## GIVEN INSTRUCTION
Restate the full set of records exactly, without adding or dropping a word.

Collected data:
+--

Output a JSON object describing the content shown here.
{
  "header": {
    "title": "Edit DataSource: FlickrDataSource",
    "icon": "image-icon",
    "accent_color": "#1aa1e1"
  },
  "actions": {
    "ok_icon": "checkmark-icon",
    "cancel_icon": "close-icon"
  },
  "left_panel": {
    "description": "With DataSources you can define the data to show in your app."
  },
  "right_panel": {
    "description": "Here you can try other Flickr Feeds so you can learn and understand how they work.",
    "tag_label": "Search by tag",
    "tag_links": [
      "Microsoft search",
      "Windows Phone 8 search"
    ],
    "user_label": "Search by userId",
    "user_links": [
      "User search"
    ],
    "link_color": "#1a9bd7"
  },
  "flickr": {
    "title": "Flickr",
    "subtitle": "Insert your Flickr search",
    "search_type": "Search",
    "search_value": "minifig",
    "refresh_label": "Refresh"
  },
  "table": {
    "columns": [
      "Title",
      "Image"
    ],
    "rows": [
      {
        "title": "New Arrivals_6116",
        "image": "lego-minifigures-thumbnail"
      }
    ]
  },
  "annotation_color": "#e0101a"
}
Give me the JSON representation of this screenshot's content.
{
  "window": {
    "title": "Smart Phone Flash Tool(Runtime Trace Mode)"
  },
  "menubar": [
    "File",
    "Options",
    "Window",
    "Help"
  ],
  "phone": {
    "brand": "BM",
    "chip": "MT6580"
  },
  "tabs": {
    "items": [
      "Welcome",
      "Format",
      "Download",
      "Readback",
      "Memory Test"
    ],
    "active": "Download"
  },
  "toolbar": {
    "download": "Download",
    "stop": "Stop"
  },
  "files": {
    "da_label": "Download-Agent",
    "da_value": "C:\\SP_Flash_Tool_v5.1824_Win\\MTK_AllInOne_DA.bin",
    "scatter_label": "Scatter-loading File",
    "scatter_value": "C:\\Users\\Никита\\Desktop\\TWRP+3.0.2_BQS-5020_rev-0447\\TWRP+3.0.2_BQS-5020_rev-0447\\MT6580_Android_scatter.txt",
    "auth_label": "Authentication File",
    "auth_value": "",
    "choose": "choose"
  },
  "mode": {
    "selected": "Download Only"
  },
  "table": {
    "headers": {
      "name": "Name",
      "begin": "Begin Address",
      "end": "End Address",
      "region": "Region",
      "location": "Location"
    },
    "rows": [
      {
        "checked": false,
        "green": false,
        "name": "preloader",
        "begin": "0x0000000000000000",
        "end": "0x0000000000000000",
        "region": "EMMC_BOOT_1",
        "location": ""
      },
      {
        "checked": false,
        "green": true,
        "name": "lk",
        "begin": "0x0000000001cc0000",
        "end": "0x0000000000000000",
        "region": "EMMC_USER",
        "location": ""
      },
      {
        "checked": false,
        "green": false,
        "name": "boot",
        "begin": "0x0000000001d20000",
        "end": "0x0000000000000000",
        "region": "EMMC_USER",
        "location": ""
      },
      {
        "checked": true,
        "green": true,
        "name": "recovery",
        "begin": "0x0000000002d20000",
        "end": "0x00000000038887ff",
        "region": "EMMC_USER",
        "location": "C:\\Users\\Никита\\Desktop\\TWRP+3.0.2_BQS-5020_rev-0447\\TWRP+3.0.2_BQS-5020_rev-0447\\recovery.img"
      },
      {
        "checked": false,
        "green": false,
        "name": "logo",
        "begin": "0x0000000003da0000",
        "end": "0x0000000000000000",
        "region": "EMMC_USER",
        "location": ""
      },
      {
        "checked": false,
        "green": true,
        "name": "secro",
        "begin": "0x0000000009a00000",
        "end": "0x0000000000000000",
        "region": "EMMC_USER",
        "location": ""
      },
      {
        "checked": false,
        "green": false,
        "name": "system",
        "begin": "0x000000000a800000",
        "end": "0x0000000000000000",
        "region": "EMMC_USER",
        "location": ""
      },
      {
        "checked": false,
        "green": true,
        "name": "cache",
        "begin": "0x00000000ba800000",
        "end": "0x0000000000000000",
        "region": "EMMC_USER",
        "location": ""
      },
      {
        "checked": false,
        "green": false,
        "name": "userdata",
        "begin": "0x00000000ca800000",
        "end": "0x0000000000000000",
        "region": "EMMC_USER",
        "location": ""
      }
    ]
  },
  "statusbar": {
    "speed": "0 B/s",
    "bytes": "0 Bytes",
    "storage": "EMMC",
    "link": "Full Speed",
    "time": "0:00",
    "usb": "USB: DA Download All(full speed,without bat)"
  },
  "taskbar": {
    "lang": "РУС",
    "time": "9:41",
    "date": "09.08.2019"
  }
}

+--

## RESPONSE BELOW
Output a JSON object describing the content shown here.
{
  "header": {
    "title": "Edit DataSource: FlickrDataSource",
    "icon": "image-icon",
    "accent_color": "#1aa1e1"
  },
  "actions": {
    "ok_icon": "checkmark-icon",
    "cancel_icon": "close-icon"
  },
  "left_panel": {
    "description": "With DataSources you can define the data to show in your app."
  },
  "right_panel": {
    "description": "Here you can try other Flickr Feeds so you can learn and understand how they work.",
    "tag_label": "Search by tag",
    "tag_links": [
      "Microsoft search",
      "Windows Phone 8 search"
    ],
    "user_label": "Search by userId",
    "user_links": [
      "User search"
    ],
    "link_color": "#1a9bd7"
  },
  "flickr": {
    "title": "Flickr",
    "subtitle": "Insert your Flickr search",
    "search_type": "Search",
    "search_value": "minifig",
    "refresh_label": "Refresh"
  },
  "table": {
    "columns": [
      "Title",
      "Image"
    ],
    "rows": [
      {
        "title": "New Arrivals_6116",
        "image": "lego-minifigures-thumbnail"
      }
    ]
  },
  "annotation_color": "#e0101a"
}
Give me the JSON representation of this screenshot's content.
{
  "window": {
    "title": "Smart Phone Flash Tool(Runtime Trace Mode)"
  },
  "menubar": [
    "File",
    "Options",
    "Window",
    "Help"
  ],
  "phone": {
    "brand": "BM",
    "chip": "MT6580"
  },
  "tabs": {
    "items": [
      "Welcome",
      "Format",
      "Download",
      "Readback",
      "Memory Test"
    ],
    "active": "Download"
  },
  "toolbar": {
    "download": "Download",
    "stop": "Stop"
  },
  "files": {
    "da_label": "Download-Agent",
    "da_value": "C:\\SP_Flash_Tool_v5.1824_Win\\MTK_AllInOne_DA.bin",
    "scatter_label": "Scatter-loading File",
    "scatter_value": "C:\\Users\\Никита\\Desktop\\TWRP+3.0.2_BQS-5020_rev-0447\\TWRP+3.0.2_BQS-5020_rev-0447\\MT6580_Android_scatter.txt",
    "auth_label": "Authentication File",
    "auth_value": "",
    "choose": "choose"
  },
  "mode": {
    "selected": "Download Only"
  },
  "table": {
    "headers": {
      "name": "Name",
      "begin": "Begin Address",
      "end": "End Address",
      "region": "Region",
      "location": "Location"
    },
    "rows": [
      {
        "checked": false,
        "green": false,
        "name": "preloader",
        "begin": "0x0000000000000000",
        "end": "0x0000000000000000",
        "region": "EMMC_BOOT_1",
        "location": ""
      },
      {
        "checked": false,
        "green": true,
        "name": "lk",
        "begin": "0x0000000001cc0000",
        "end": "0x0000000000000000",
        "region": "EMMC_USER",
        "location": ""
      },
      {
        "checked": false,
        "green": false,
        "name": "boot",
        "begin": "0x0000000001d20000",
        "end": "0x0000000000000000",
        "region": "EMMC_USER",
        "location": ""
      },
      {
        "checked": true,
        "green": true,
        "name": "recovery",
        "begin": "0x0000000002d20000",
        "end": "0x00000000038887ff",
        "region": "EMMC_USER",
        "location": "C:\\Users\\Никита\\Desktop\\TWRP+3.0.2_BQS-5020_rev-0447\\TWRP+3.0.2_BQS-5020_rev-0447\\recovery.img"
      },
      {
        "checked": false,
        "green": false,
        "name": "logo",
        "begin": "0x0000000003da0000",
        "end": "0x0000000000000000",
        "region": "EMMC_USER",
        "location": ""
      },
      {
        "checked": false,
        "green": true,
        "name": "secro",
        "begin": "0x0000000009a00000",
        "end": "0x0000000000000000",
        "region": "EMMC_USER",
        "location": ""
      },
      {
        "checked": false,
        "green": false,
        "name": "system",
        "begin": "0x000000000a800000",
        "end": "0x0000000000000000",
        "region": "EMMC_USER",
        "location": ""
      },
      {
        "checked": false,
        "green": true,
        "name": "cache",
        "begin": "0x00000000ba800000",
        "end": "0x0000000000000000",
        "region": "EMMC_USER",
        "location": ""
      },
      {
        "checked": false,
        "green": false,
        "name": "userdata",
        "begin": "0x00000000ca800000",
        "end": "0x0000000000000000",
        "region": "EMMC_USER",
        "location": ""
      }
    ]
  },
  "statusbar": {
    "speed": "0 B/s",
    "bytes": "0 Bytes",
    "storage": "EMMC",
    "link": "Full Speed",
    "time": "0:00",
    "usb": "USB: DA Download All(full speed,without bat)"
  },
  "taskbar": {
    "lang": "РУС",
    "time": "9:41",
    "date": "09.08.2019"
  }
}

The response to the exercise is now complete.